Single out the lines of the material that contain "content" and copy them.

--- START Material for this exercise ---

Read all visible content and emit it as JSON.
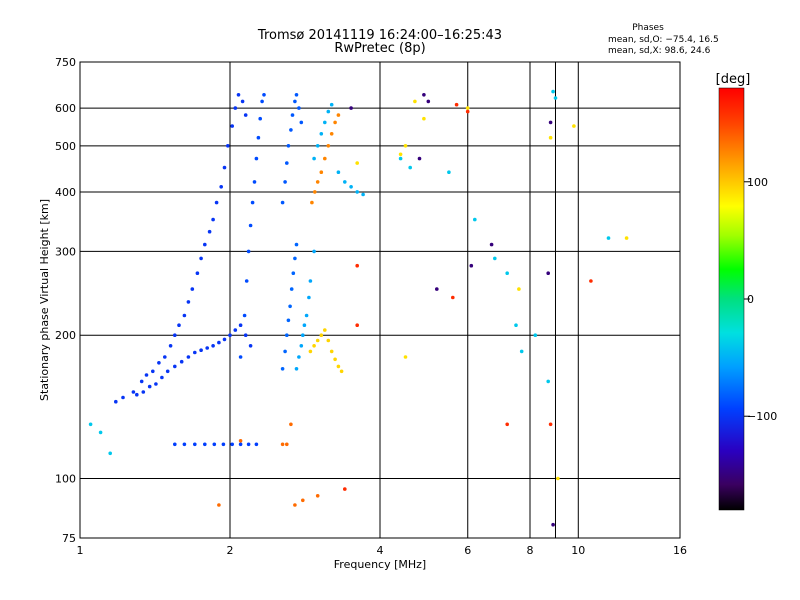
{
  "chart_data": {
    "type": "scatter",
    "title_line1": "Tromsø 20141119 16:24:00–16:25:43",
    "title_line2": "RwPretec (8p)",
    "xlabel": "Frequency [MHz]",
    "ylabel": "Stationary phase Virtual Height [km]",
    "x_scale": "log",
    "y_scale": "log",
    "xlim": [
      1,
      16
    ],
    "ylim": [
      75,
      750
    ],
    "x_ticks": [
      1,
      2,
      4,
      6,
      8,
      10,
      16
    ],
    "x_tick_labels": [
      "1",
      "2",
      "4",
      "6",
      "8",
      "10",
      "16"
    ],
    "x_grid_extra": [
      9
    ],
    "y_ticks": [
      75,
      100,
      200,
      300,
      400,
      500,
      600,
      750
    ],
    "y_tick_labels": [
      "75",
      "100",
      "200",
      "300",
      "400",
      "500",
      "600",
      "750"
    ],
    "grid": true,
    "stats": {
      "header": "Phases",
      "line_o": "mean, sd,O: −75.4, 16.5",
      "line_x": "mean, sd,X:  98.6, 24.6"
    },
    "colorbar": {
      "unit_label": "[deg]",
      "range": [
        -180,
        180
      ],
      "ticks": [
        100,
        0,
        -100
      ],
      "tick_labels": [
        "100",
        "0",
        "−100"
      ]
    },
    "series": [
      {
        "phase": -100,
        "points": [
          [
            1.18,
            145
          ],
          [
            1.22,
            148
          ],
          [
            1.28,
            152
          ],
          [
            1.33,
            160
          ],
          [
            1.36,
            165
          ],
          [
            1.4,
            168
          ],
          [
            1.44,
            175
          ],
          [
            1.48,
            180
          ],
          [
            1.52,
            190
          ],
          [
            1.55,
            200
          ],
          [
            1.58,
            210
          ],
          [
            1.62,
            220
          ],
          [
            1.65,
            235
          ],
          [
            1.68,
            250
          ],
          [
            1.72,
            270
          ],
          [
            1.75,
            290
          ],
          [
            1.78,
            310
          ],
          [
            1.82,
            330
          ],
          [
            1.85,
            350
          ],
          [
            1.88,
            380
          ],
          [
            1.92,
            410
          ],
          [
            1.95,
            450
          ],
          [
            1.98,
            500
          ],
          [
            2.02,
            550
          ],
          [
            2.05,
            600
          ],
          [
            2.08,
            640
          ],
          [
            2.12,
            620
          ],
          [
            2.15,
            580
          ]
        ]
      },
      {
        "phase": -100,
        "points": [
          [
            1.3,
            150
          ],
          [
            1.34,
            152
          ],
          [
            1.38,
            156
          ],
          [
            1.42,
            158
          ],
          [
            1.46,
            163
          ],
          [
            1.5,
            168
          ],
          [
            1.55,
            172
          ],
          [
            1.6,
            176
          ],
          [
            1.65,
            180
          ],
          [
            1.7,
            184
          ],
          [
            1.75,
            186
          ],
          [
            1.8,
            188
          ],
          [
            1.85,
            190
          ],
          [
            1.9,
            193
          ],
          [
            1.95,
            196
          ],
          [
            2.0,
            200
          ],
          [
            2.05,
            205
          ],
          [
            2.1,
            210
          ],
          [
            2.15,
            200
          ],
          [
            2.2,
            190
          ]
        ]
      },
      {
        "phase": -95,
        "points": [
          [
            1.55,
            118
          ],
          [
            1.62,
            118
          ],
          [
            1.7,
            118
          ],
          [
            1.78,
            118
          ],
          [
            1.86,
            118
          ],
          [
            1.94,
            118
          ],
          [
            2.02,
            118
          ],
          [
            2.1,
            118
          ],
          [
            2.18,
            118
          ],
          [
            2.26,
            118
          ]
        ]
      },
      {
        "phase": -90,
        "points": [
          [
            2.1,
            180
          ],
          [
            2.14,
            220
          ],
          [
            2.16,
            260
          ],
          [
            2.18,
            300
          ],
          [
            2.2,
            340
          ],
          [
            2.22,
            380
          ],
          [
            2.24,
            420
          ],
          [
            2.26,
            470
          ],
          [
            2.28,
            520
          ],
          [
            2.3,
            570
          ],
          [
            2.32,
            620
          ],
          [
            2.34,
            640
          ]
        ]
      },
      {
        "phase": -85,
        "points": [
          [
            2.55,
            380
          ],
          [
            2.58,
            420
          ],
          [
            2.6,
            460
          ],
          [
            2.62,
            500
          ],
          [
            2.65,
            540
          ],
          [
            2.67,
            580
          ],
          [
            2.7,
            620
          ],
          [
            2.72,
            640
          ],
          [
            2.75,
            600
          ],
          [
            2.78,
            560
          ]
        ]
      },
      {
        "phase": -80,
        "points": [
          [
            2.55,
            170
          ],
          [
            2.58,
            185
          ],
          [
            2.6,
            200
          ],
          [
            2.62,
            215
          ],
          [
            2.64,
            230
          ],
          [
            2.66,
            250
          ],
          [
            2.68,
            270
          ],
          [
            2.7,
            290
          ],
          [
            2.72,
            310
          ]
        ]
      },
      {
        "phase": -55,
        "points": [
          [
            2.72,
            170
          ],
          [
            2.75,
            180
          ],
          [
            2.78,
            190
          ],
          [
            2.8,
            200
          ],
          [
            2.82,
            210
          ],
          [
            2.85,
            220
          ],
          [
            2.88,
            240
          ],
          [
            2.9,
            260
          ],
          [
            2.95,
            300
          ]
        ]
      },
      {
        "phase": -50,
        "points": [
          [
            2.95,
            470
          ],
          [
            3.0,
            500
          ],
          [
            3.05,
            530
          ],
          [
            3.1,
            560
          ],
          [
            3.15,
            590
          ],
          [
            3.2,
            610
          ],
          [
            3.3,
            440
          ],
          [
            3.4,
            420
          ],
          [
            3.5,
            410
          ],
          [
            3.6,
            400
          ],
          [
            3.7,
            395
          ]
        ]
      },
      {
        "phase": 125,
        "points": [
          [
            2.92,
            380
          ],
          [
            2.96,
            400
          ],
          [
            3.0,
            420
          ],
          [
            3.05,
            440
          ],
          [
            3.1,
            470
          ],
          [
            3.15,
            500
          ],
          [
            3.2,
            530
          ],
          [
            3.25,
            560
          ],
          [
            3.3,
            580
          ]
        ]
      },
      {
        "phase": 95,
        "points": [
          [
            2.9,
            185
          ],
          [
            2.95,
            190
          ],
          [
            3.0,
            195
          ],
          [
            3.05,
            200
          ],
          [
            3.1,
            205
          ],
          [
            3.15,
            195
          ],
          [
            3.2,
            185
          ],
          [
            3.25,
            178
          ],
          [
            3.3,
            172
          ],
          [
            3.35,
            168
          ]
        ]
      },
      {
        "phase": 135,
        "points": [
          [
            2.55,
            118
          ],
          [
            2.6,
            118
          ],
          [
            2.65,
            130
          ],
          [
            2.7,
            88
          ],
          [
            2.8,
            90
          ],
          [
            3.0,
            92
          ],
          [
            1.9,
            88
          ],
          [
            2.1,
            120
          ]
        ]
      },
      {
        "phase": -40,
        "points": [
          [
            1.05,
            130
          ],
          [
            1.1,
            125
          ],
          [
            1.15,
            113
          ],
          [
            4.4,
            470
          ],
          [
            4.6,
            450
          ],
          [
            5.5,
            440
          ],
          [
            6.2,
            350
          ],
          [
            6.8,
            290
          ],
          [
            7.2,
            270
          ],
          [
            7.5,
            210
          ],
          [
            7.7,
            185
          ],
          [
            8.2,
            200
          ],
          [
            8.7,
            160
          ],
          [
            8.9,
            650
          ],
          [
            9.0,
            630
          ],
          [
            11.5,
            320
          ]
        ]
      },
      {
        "phase": 90,
        "points": [
          [
            4.4,
            480
          ],
          [
            4.5,
            500
          ],
          [
            4.7,
            620
          ],
          [
            6.0,
            600
          ],
          [
            7.6,
            250
          ],
          [
            8.8,
            520
          ],
          [
            9.1,
            100
          ],
          [
            9.8,
            550
          ],
          [
            12.5,
            320
          ],
          [
            4.5,
            180
          ],
          [
            3.6,
            460
          ],
          [
            4.9,
            570
          ]
        ]
      },
      {
        "phase": -150,
        "points": [
          [
            4.9,
            640
          ],
          [
            5.0,
            620
          ],
          [
            4.8,
            470
          ],
          [
            6.1,
            280
          ],
          [
            6.7,
            310
          ],
          [
            8.7,
            270
          ],
          [
            8.8,
            560
          ],
          [
            8.9,
            80
          ],
          [
            3.5,
            600
          ],
          [
            5.2,
            250
          ]
        ]
      },
      {
        "phase": 160,
        "points": [
          [
            5.7,
            610
          ],
          [
            6.0,
            590
          ],
          [
            7.2,
            130
          ],
          [
            8.8,
            130
          ],
          [
            10.6,
            260
          ],
          [
            3.6,
            210
          ],
          [
            3.6,
            280
          ],
          [
            3.4,
            95
          ],
          [
            5.6,
            240
          ]
        ]
      }
    ]
  }
}
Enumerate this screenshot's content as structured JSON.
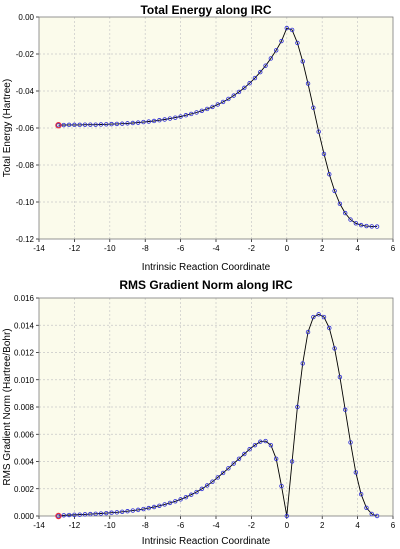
{
  "chart_data": [
    {
      "type": "line",
      "title": "Total Energy along IRC",
      "xlabel": "Intrinsic Reaction Coordinate",
      "ylabel": "Total Energy (Hartree)",
      "xlim": [
        -14,
        6
      ],
      "ylim": [
        -0.12,
        0.0
      ],
      "xticks": [
        "-14",
        "-12",
        "-10",
        "-8",
        "-6",
        "-4",
        "-2",
        "0",
        "2",
        "4",
        "6"
      ],
      "yticks": [
        "0.00",
        "-0.02",
        "-0.04",
        "-0.06",
        "-0.08",
        "-0.10",
        "-0.12"
      ],
      "grid": true,
      "plot_background": "#fbfbeb",
      "line_color": "#000000",
      "marker_color": "#2c2cd6",
      "highlight_color": "#e8303a",
      "highlight_point": [
        -12.9,
        -0.0585
      ],
      "series": [
        {
          "x": [
            -12.9,
            -12.6,
            -12.3,
            -12.0,
            -11.7,
            -11.4,
            -11.1,
            -10.8,
            -10.5,
            -10.2,
            -9.9,
            -9.6,
            -9.3,
            -9.0,
            -8.7,
            -8.4,
            -8.1,
            -7.8,
            -7.5,
            -7.2,
            -6.9,
            -6.6,
            -6.3,
            -6.0,
            -5.7,
            -5.4,
            -5.1,
            -4.8,
            -4.5,
            -4.2,
            -3.9,
            -3.6,
            -3.3,
            -3.0,
            -2.7,
            -2.4,
            -2.1,
            -1.8,
            -1.5,
            -1.2,
            -0.9,
            -0.6,
            -0.3,
            0.0,
            0.3,
            0.6,
            0.9,
            1.2,
            1.5,
            1.8,
            2.1,
            2.4,
            2.7,
            3.0,
            3.3,
            3.6,
            3.9,
            4.2,
            4.5,
            4.8,
            5.1
          ],
          "y": [
            -0.0585,
            -0.0584,
            -0.0583,
            -0.0583,
            -0.0583,
            -0.0582,
            -0.0582,
            -0.0582,
            -0.0581,
            -0.058,
            -0.0579,
            -0.0578,
            -0.0577,
            -0.0575,
            -0.0573,
            -0.0571,
            -0.0568,
            -0.0565,
            -0.0562,
            -0.0558,
            -0.0554,
            -0.0549,
            -0.0544,
            -0.0538,
            -0.0531,
            -0.0524,
            -0.0516,
            -0.0507,
            -0.0497,
            -0.0486,
            -0.0473,
            -0.0459,
            -0.0443,
            -0.0425,
            -0.0405,
            -0.0383,
            -0.0358,
            -0.033,
            -0.0298,
            -0.0263,
            -0.0224,
            -0.018,
            -0.013,
            -0.006,
            -0.007,
            -0.014,
            -0.024,
            -0.036,
            -0.049,
            -0.062,
            -0.074,
            -0.085,
            -0.094,
            -0.101,
            -0.106,
            -0.1095,
            -0.1115,
            -0.1125,
            -0.113,
            -0.1132,
            -0.1133
          ]
        }
      ]
    },
    {
      "type": "line",
      "title": "RMS Gradient Norm along IRC",
      "xlabel": "Intrinsic Reaction Coordinate",
      "ylabel": "RMS Gradient Norm (Hartree/Bohr)",
      "xlim": [
        -14,
        6
      ],
      "ylim": [
        0.0,
        0.016
      ],
      "xticks": [
        "-14",
        "-12",
        "-10",
        "-8",
        "-6",
        "-4",
        "-2",
        "0",
        "2",
        "4",
        "6"
      ],
      "yticks": [
        "0.016",
        "0.014",
        "0.012",
        "0.010",
        "0.008",
        "0.006",
        "0.004",
        "0.002",
        "0.000"
      ],
      "grid": true,
      "plot_background": "#fbfbeb",
      "line_color": "#000000",
      "marker_color": "#2c2cd6",
      "highlight_color": "#e8303a",
      "highlight_point": [
        -12.9,
        0.0
      ],
      "series": [
        {
          "x": [
            -12.9,
            -12.6,
            -12.3,
            -12.0,
            -11.7,
            -11.4,
            -11.1,
            -10.8,
            -10.5,
            -10.2,
            -9.9,
            -9.6,
            -9.3,
            -9.0,
            -8.7,
            -8.4,
            -8.1,
            -7.8,
            -7.5,
            -7.2,
            -6.9,
            -6.6,
            -6.3,
            -6.0,
            -5.7,
            -5.4,
            -5.1,
            -4.8,
            -4.5,
            -4.2,
            -3.9,
            -3.6,
            -3.3,
            -3.0,
            -2.7,
            -2.4,
            -2.1,
            -1.8,
            -1.5,
            -1.2,
            -0.9,
            -0.6,
            -0.3,
            0.0,
            0.3,
            0.6,
            0.9,
            1.2,
            1.5,
            1.8,
            2.1,
            2.4,
            2.7,
            3.0,
            3.3,
            3.6,
            3.9,
            4.2,
            4.5,
            4.8,
            5.1
          ],
          "y": [
            0.0,
            5e-05,
            7e-05,
            9e-05,
            0.0001,
            0.00012,
            0.00014,
            0.00016,
            0.00018,
            0.00021,
            0.00024,
            0.00027,
            0.00031,
            0.00035,
            0.0004,
            0.00045,
            0.00051,
            0.00058,
            0.00066,
            0.00075,
            0.00085,
            0.00096,
            0.00108,
            0.00122,
            0.00138,
            0.00156,
            0.00176,
            0.00199,
            0.00224,
            0.00252,
            0.00283,
            0.00316,
            0.0035,
            0.00385,
            0.0042,
            0.00455,
            0.0049,
            0.0052,
            0.00545,
            0.0055,
            0.0052,
            0.0042,
            0.0022,
            0.0,
            0.004,
            0.008,
            0.0112,
            0.0135,
            0.0146,
            0.0148,
            0.0146,
            0.0138,
            0.0123,
            0.0102,
            0.0078,
            0.0054,
            0.0032,
            0.0016,
            0.0006,
            0.00015,
            0.0
          ]
        }
      ]
    }
  ]
}
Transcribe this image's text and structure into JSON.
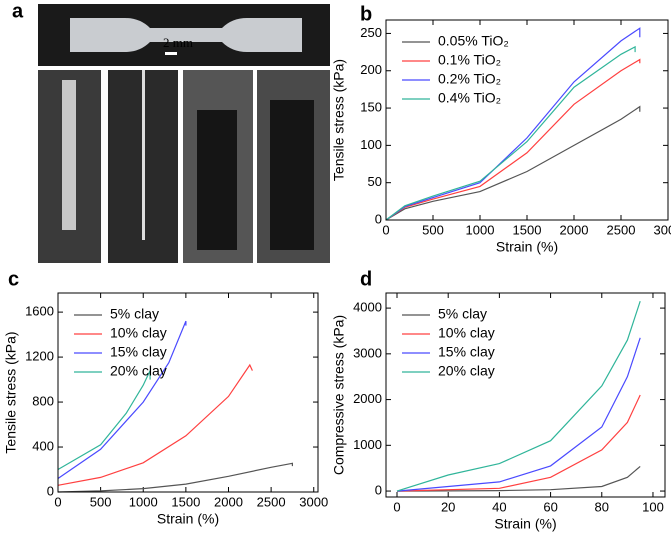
{
  "panel_a": {
    "label": "a",
    "scale_bar": "2 mm"
  },
  "chart_data": [
    {
      "type": "line",
      "panel_label": "b",
      "x_label": "Strain (%)",
      "y_label": "Tensile stress (kPa)",
      "xlim": [
        0,
        3000
      ],
      "xticks": [
        0,
        500,
        1000,
        1500,
        2000,
        2500,
        3000
      ],
      "ylim": [
        0,
        268
      ],
      "yticks": [
        0,
        50,
        100,
        150,
        200,
        250
      ],
      "legend": "upper left",
      "series": [
        {
          "name": "0.05% TiO₂",
          "color": "#555555",
          "x": [
            0,
            200,
            500,
            1000,
            1500,
            2000,
            2500,
            2700,
            2700
          ],
          "values": [
            0,
            15,
            25,
            38,
            65,
            100,
            135,
            152,
            145
          ]
        },
        {
          "name": "0.1% TiO₂",
          "color": "#ff4040",
          "x": [
            0,
            200,
            500,
            1000,
            1500,
            2000,
            2500,
            2700,
            2700
          ],
          "values": [
            0,
            17,
            28,
            45,
            90,
            155,
            200,
            215,
            210
          ]
        },
        {
          "name": "0.2% TiO₂",
          "color": "#4a4aff",
          "x": [
            0,
            200,
            500,
            1000,
            1500,
            2000,
            2500,
            2700,
            2700
          ],
          "values": [
            0,
            18,
            30,
            50,
            110,
            185,
            240,
            257,
            245
          ]
        },
        {
          "name": "0.4% TiO₂",
          "color": "#30b59a",
          "x": [
            0,
            200,
            500,
            1000,
            1500,
            2000,
            2500,
            2650,
            2650
          ],
          "values": [
            0,
            19,
            32,
            52,
            105,
            178,
            222,
            232,
            225
          ]
        }
      ]
    },
    {
      "type": "line",
      "panel_label": "c",
      "x_label": "Strain (%)",
      "y_label": "Tensile stress (kPa)",
      "xlim": [
        0,
        3050
      ],
      "xticks": [
        0,
        500,
        1000,
        1500,
        2000,
        2500,
        3000
      ],
      "ylim": [
        0,
        1770
      ],
      "yticks": [
        0,
        400,
        800,
        1200,
        1600
      ],
      "legend": "upper left",
      "series": [
        {
          "name": "5% clay",
          "color": "#555555",
          "x": [
            0,
            500,
            1000,
            1500,
            2000,
            2500,
            2750,
            2750
          ],
          "values": [
            0,
            10,
            30,
            70,
            140,
            220,
            255,
            230
          ]
        },
        {
          "name": "10% clay",
          "color": "#ff4040",
          "x": [
            0,
            500,
            1000,
            1500,
            2000,
            2250,
            2280
          ],
          "values": [
            60,
            130,
            260,
            500,
            850,
            1130,
            1080
          ]
        },
        {
          "name": "15% clay",
          "color": "#4a4aff",
          "x": [
            0,
            500,
            1000,
            1300,
            1500,
            1500
          ],
          "values": [
            120,
            380,
            800,
            1150,
            1520,
            1480
          ]
        },
        {
          "name": "20% clay",
          "color": "#30b59a",
          "x": [
            0,
            500,
            800,
            1000,
            1080,
            1080
          ],
          "values": [
            200,
            420,
            700,
            950,
            1080,
            1000
          ]
        }
      ]
    },
    {
      "type": "line",
      "panel_label": "d",
      "x_label": "Strain (%)",
      "y_label": "Compressive stress (kPa)",
      "xlim": [
        -4.3,
        104.7
      ],
      "xticks": [
        0,
        20,
        40,
        60,
        80,
        100
      ],
      "ylim": [
        -130,
        4330
      ],
      "yticks": [
        0,
        1000,
        2000,
        3000,
        4000
      ],
      "legend": "upper left",
      "series": [
        {
          "name": "5% clay",
          "color": "#555555",
          "x": [
            0,
            40,
            60,
            80,
            90,
            95
          ],
          "values": [
            0,
            10,
            30,
            100,
            300,
            540
          ]
        },
        {
          "name": "10% clay",
          "color": "#ff4040",
          "x": [
            0,
            40,
            60,
            80,
            90,
            95
          ],
          "values": [
            0,
            60,
            300,
            900,
            1500,
            2100
          ]
        },
        {
          "name": "15% clay",
          "color": "#4a4aff",
          "x": [
            0,
            40,
            60,
            80,
            90,
            95
          ],
          "values": [
            0,
            200,
            550,
            1400,
            2500,
            3350
          ]
        },
        {
          "name": "20% clay",
          "color": "#30b59a",
          "x": [
            0,
            20,
            40,
            60,
            80,
            90,
            95
          ],
          "values": [
            0,
            350,
            600,
            1100,
            2300,
            3300,
            4150
          ]
        }
      ]
    }
  ]
}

--- END Material for this exercise ---

Output of the task:
Read all visible content and emit it as JSON.
Enumerate this screenshot's content as structured JSON.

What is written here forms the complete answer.